** Objective **
In the material below, find each line holding the string "this" and copy it.

** Information given **
+ + + + + + +

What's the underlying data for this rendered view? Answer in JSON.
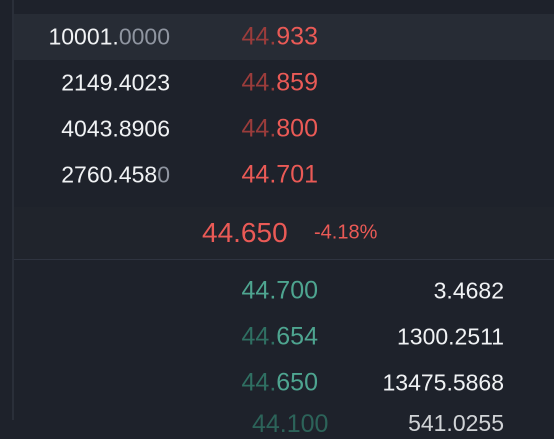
{
  "order_book": {
    "asks": [
      {
        "amount_main": "10001.",
        "amount_dim": "0000",
        "price_faded": "44.",
        "price_main": "933"
      },
      {
        "amount_main": "2149.4023",
        "amount_dim": "",
        "price_faded": "44.",
        "price_main": "859"
      },
      {
        "amount_main": "4043.8906",
        "amount_dim": "",
        "price_faded": "44.",
        "price_main": "800"
      },
      {
        "amount_main": "2760.458",
        "amount_dim": "0",
        "price_faded": "",
        "price_main": "44.701"
      }
    ],
    "mid": {
      "price": "44.650",
      "change": "-4.18%"
    },
    "bids": [
      {
        "price_faded": "",
        "price_main": "44.700",
        "amount": "3.4682"
      },
      {
        "price_faded": "44.",
        "price_main": "654",
        "amount": "1300.2511"
      },
      {
        "price_faded": "44.",
        "price_main": "650",
        "amount": "13475.5868"
      }
    ],
    "partial_bid": {
      "price": "44.100",
      "amount": "541.0255"
    }
  },
  "colors": {
    "background": "#1e222b",
    "ask": "#ea5a56",
    "bid": "#4ea590",
    "text": "#f0f2f4",
    "dim": "#8f95a0"
  }
}
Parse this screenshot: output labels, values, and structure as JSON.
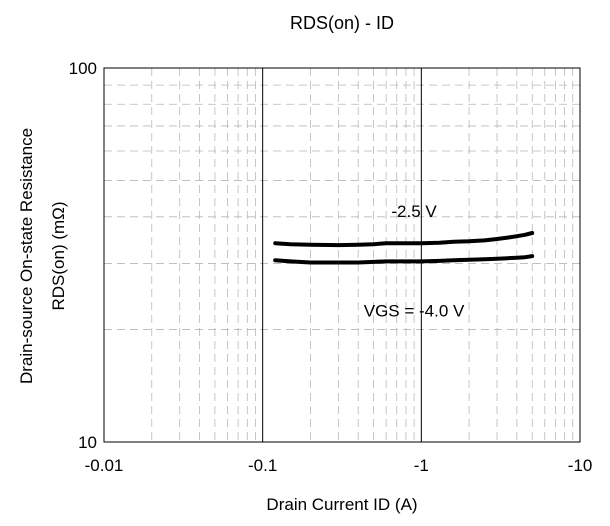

+ + + + + + +

** Reply to the task **
What's the underlying data for this rendered view? Answer in JSON.
Parse this screenshot: output labels, values, and structure as JSON.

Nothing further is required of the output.